Exactly reproduce each record listed below.

Provided information:

+ + + +

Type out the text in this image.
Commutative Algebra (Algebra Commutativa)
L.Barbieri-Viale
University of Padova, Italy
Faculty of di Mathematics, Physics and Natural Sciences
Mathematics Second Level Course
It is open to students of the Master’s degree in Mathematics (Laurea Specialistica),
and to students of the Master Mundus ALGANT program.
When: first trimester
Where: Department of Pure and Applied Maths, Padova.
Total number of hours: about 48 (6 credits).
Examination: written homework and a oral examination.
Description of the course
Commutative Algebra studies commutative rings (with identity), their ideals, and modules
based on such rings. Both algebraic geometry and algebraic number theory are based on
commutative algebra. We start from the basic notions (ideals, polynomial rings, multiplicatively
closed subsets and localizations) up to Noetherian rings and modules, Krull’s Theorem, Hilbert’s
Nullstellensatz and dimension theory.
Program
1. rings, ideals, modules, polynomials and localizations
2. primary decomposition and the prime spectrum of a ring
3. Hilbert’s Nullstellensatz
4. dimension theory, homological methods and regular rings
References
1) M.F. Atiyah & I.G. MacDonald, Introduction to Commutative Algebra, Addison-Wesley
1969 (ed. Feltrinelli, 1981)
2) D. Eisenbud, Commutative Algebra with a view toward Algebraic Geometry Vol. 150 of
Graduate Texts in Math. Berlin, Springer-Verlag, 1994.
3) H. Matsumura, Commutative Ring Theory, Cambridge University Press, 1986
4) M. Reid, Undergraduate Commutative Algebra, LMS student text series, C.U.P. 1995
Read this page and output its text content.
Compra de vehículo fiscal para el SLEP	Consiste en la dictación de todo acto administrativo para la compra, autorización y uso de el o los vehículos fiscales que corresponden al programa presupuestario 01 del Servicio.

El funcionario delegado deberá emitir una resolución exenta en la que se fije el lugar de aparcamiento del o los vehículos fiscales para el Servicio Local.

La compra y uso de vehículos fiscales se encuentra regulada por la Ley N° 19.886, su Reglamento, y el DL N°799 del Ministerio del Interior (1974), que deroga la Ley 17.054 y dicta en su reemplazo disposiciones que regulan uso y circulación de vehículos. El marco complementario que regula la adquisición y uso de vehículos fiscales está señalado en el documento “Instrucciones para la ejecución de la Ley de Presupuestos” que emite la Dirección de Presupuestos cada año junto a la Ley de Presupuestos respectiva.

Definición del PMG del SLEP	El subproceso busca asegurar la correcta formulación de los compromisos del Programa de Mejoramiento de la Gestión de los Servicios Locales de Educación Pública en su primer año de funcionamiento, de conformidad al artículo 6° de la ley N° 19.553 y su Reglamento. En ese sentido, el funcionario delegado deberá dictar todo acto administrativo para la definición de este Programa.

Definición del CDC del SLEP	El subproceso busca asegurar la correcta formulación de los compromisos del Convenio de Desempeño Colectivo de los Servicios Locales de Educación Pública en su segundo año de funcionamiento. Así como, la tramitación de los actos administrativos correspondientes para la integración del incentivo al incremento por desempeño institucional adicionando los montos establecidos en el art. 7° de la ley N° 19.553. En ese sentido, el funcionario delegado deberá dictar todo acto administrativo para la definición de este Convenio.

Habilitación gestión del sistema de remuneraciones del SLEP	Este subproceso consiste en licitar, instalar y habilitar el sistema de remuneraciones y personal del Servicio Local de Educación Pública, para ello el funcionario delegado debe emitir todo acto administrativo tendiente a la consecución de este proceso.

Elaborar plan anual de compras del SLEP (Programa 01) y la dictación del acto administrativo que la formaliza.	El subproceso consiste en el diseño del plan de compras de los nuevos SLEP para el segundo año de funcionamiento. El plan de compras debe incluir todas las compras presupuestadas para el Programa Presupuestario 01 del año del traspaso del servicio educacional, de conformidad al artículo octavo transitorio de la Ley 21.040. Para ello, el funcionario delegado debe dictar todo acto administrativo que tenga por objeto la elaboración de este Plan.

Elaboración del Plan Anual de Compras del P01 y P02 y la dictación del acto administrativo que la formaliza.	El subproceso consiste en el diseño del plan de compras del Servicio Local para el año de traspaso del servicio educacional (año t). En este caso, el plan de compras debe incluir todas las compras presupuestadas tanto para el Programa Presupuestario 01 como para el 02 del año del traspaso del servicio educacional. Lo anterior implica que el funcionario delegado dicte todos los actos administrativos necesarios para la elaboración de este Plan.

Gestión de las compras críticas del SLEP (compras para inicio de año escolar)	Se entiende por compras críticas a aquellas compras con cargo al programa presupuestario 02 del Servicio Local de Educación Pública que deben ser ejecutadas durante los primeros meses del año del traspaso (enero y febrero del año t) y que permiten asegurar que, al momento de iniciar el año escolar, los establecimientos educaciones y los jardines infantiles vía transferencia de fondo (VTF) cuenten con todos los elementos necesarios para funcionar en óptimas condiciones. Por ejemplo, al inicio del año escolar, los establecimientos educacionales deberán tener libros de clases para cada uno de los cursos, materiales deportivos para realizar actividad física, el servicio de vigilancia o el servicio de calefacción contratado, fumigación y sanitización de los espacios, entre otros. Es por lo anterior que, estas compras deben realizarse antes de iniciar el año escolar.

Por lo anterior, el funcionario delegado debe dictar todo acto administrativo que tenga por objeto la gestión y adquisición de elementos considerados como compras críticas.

+ + + +

Full answer:
Type out the text in this image.
Commutative Algebra (Algebra Commutativa)
L.Barbieri-Viale
University of Padova, Italy
Faculty of di Mathematics, Physics and Natural Sciences
Mathematics Second Level Course
It is open to students of the Master’s degree in Mathematics (Laurea Specialistica),
and to students of the Master Mundus ALGANT program.
When: first trimester
Where: Department of Pure and Applied Maths, Padova.
Total number of hours: about 48 (6 credits).
Examination: written homework and a oral examination.
Description of the course
Commutative Algebra studies commutative rings (with identity), their ideals, and modules
based on such rings. Both algebraic geometry and algebraic number theory are based on
commutative algebra. We start from the basic notions (ideals, polynomial rings, multiplicatively
closed subsets and localizations) up to Noetherian rings and modules, Krull’s Theorem, Hilbert’s
Nullstellensatz and dimension theory.
Program
1. rings, ideals, modules, polynomials and localizations
2. primary decomposition and the prime spectrum of a ring
3. Hilbert’s Nullstellensatz
4. dimension theory, homological methods and regular rings
References
1) M.F. Atiyah & I.G. MacDonald, Introduction to Commutative Algebra, Addison-Wesley
1969 (ed. Feltrinelli, 1981)
2) D. Eisenbud, Commutative Algebra with a view toward Algebraic Geometry Vol. 150 of
Graduate Texts in Math. Berlin, Springer-Verlag, 1994.
3) H. Matsumura, Commutative Ring Theory, Cambridge University Press, 1986
4) M. Reid, Undergraduate Commutative Algebra, LMS student text series, C.U.P. 1995
Read this page and output its text content.
Compra de vehículo fiscal para el SLEP	Consiste en la dictación de todo acto administrativo para la compra, autorización y uso de el o los vehículos fiscales que corresponden al programa presupuestario 01 del Servicio.

El funcionario delegado deberá emitir una resolución exenta en la que se fije el lugar de aparcamiento del o los vehículos fiscales para el Servicio Local.

La compra y uso de vehículos fiscales se encuentra regulada por la Ley N° 19.886, su Reglamento, y el DL N°799 del Ministerio del Interior (1974), que deroga la Ley 17.054 y dicta en su reemplazo disposiciones que regulan uso y circulación de vehículos. El marco complementario que regula la adquisición y uso de vehículos fiscales está señalado en el documento “Instrucciones para la ejecución de la Ley de Presupuestos” que emite la Dirección de Presupuestos cada año junto a la Ley de Presupuestos respectiva.

Definición del PMG del SLEP	El subproceso busca asegurar la correcta formulación de los compromisos del Programa de Mejoramiento de la Gestión de los Servicios Locales de Educación Pública en su primer año de funcionamiento, de conformidad al artículo 6° de la ley N° 19.553 y su Reglamento. En ese sentido, el funcionario delegado deberá dictar todo acto administrativo para la definición de este Programa.

Definición del CDC del SLEP	El subproceso busca asegurar la correcta formulación de los compromisos del Convenio de Desempeño Colectivo de los Servicios Locales de Educación Pública en su segundo año de funcionamiento. Así como, la tramitación de los actos administrativos correspondientes para la integración del incentivo al incremento por desempeño institucional adicionando los montos establecidos en el art. 7° de la ley N° 19.553. En ese sentido, el funcionario delegado deberá dictar todo acto administrativo para la definición de este Convenio.

Habilitación gestión del sistema de remuneraciones del SLEP	Este subproceso consiste en licitar, instalar y habilitar el sistema de remuneraciones y personal del Servicio Local de Educación Pública, para ello el funcionario delegado debe emitir todo acto administrativo tendiente a la consecución de este proceso.

Elaborar plan anual de compras del SLEP (Programa 01) y la dictación del acto administrativo que la formaliza.	El subproceso consiste en el diseño del plan de compras de los nuevos SLEP para el segundo año de funcionamiento. El plan de compras debe incluir todas las compras presupuestadas para el Programa Presupuestario 01 del año del traspaso del servicio educacional, de conformidad al artículo octavo transitorio de la Ley 21.040. Para ello, el funcionario delegado debe dictar todo acto administrativo que tenga por objeto la elaboración de este Plan.

Elaboración del Plan Anual de Compras del P01 y P02 y la dictación del acto administrativo que la formaliza.	El subproceso consiste en el diseño del plan de compras del Servicio Local para el año de traspaso del servicio educacional (año t). En este caso, el plan de compras debe incluir todas las compras presupuestadas tanto para el Programa Presupuestario 01 como para el 02 del año del traspaso del servicio educacional. Lo anterior implica que el funcionario delegado dicte todos los actos administrativos necesarios para la elaboración de este Plan.

Gestión de las compras críticas del SLEP (compras para inicio de año escolar)	Se entiende por compras críticas a aquellas compras con cargo al programa presupuestario 02 del Servicio Local de Educación Pública que deben ser ejecutadas durante los primeros meses del año del traspaso (enero y febrero del año t) y que permiten asegurar que, al momento de iniciar el año escolar, los establecimientos educaciones y los jardines infantiles vía transferencia de fondo (VTF) cuenten con todos los elementos necesarios para funcionar en óptimas condiciones. Por ejemplo, al inicio del año escolar, los establecimientos educacionales deberán tener libros de clases para cada uno de los cursos, materiales deportivos para realizar actividad física, el servicio de vigilancia o el servicio de calefacción contratado, fumigación y sanitización de los espacios, entre otros. Es por lo anterior que, estas compras deben realizarse antes de iniciar el año escolar.

Por lo anterior, el funcionario delegado debe dictar todo acto administrativo que tenga por objeto la gestión y adquisición de elementos considerados como compras críticas.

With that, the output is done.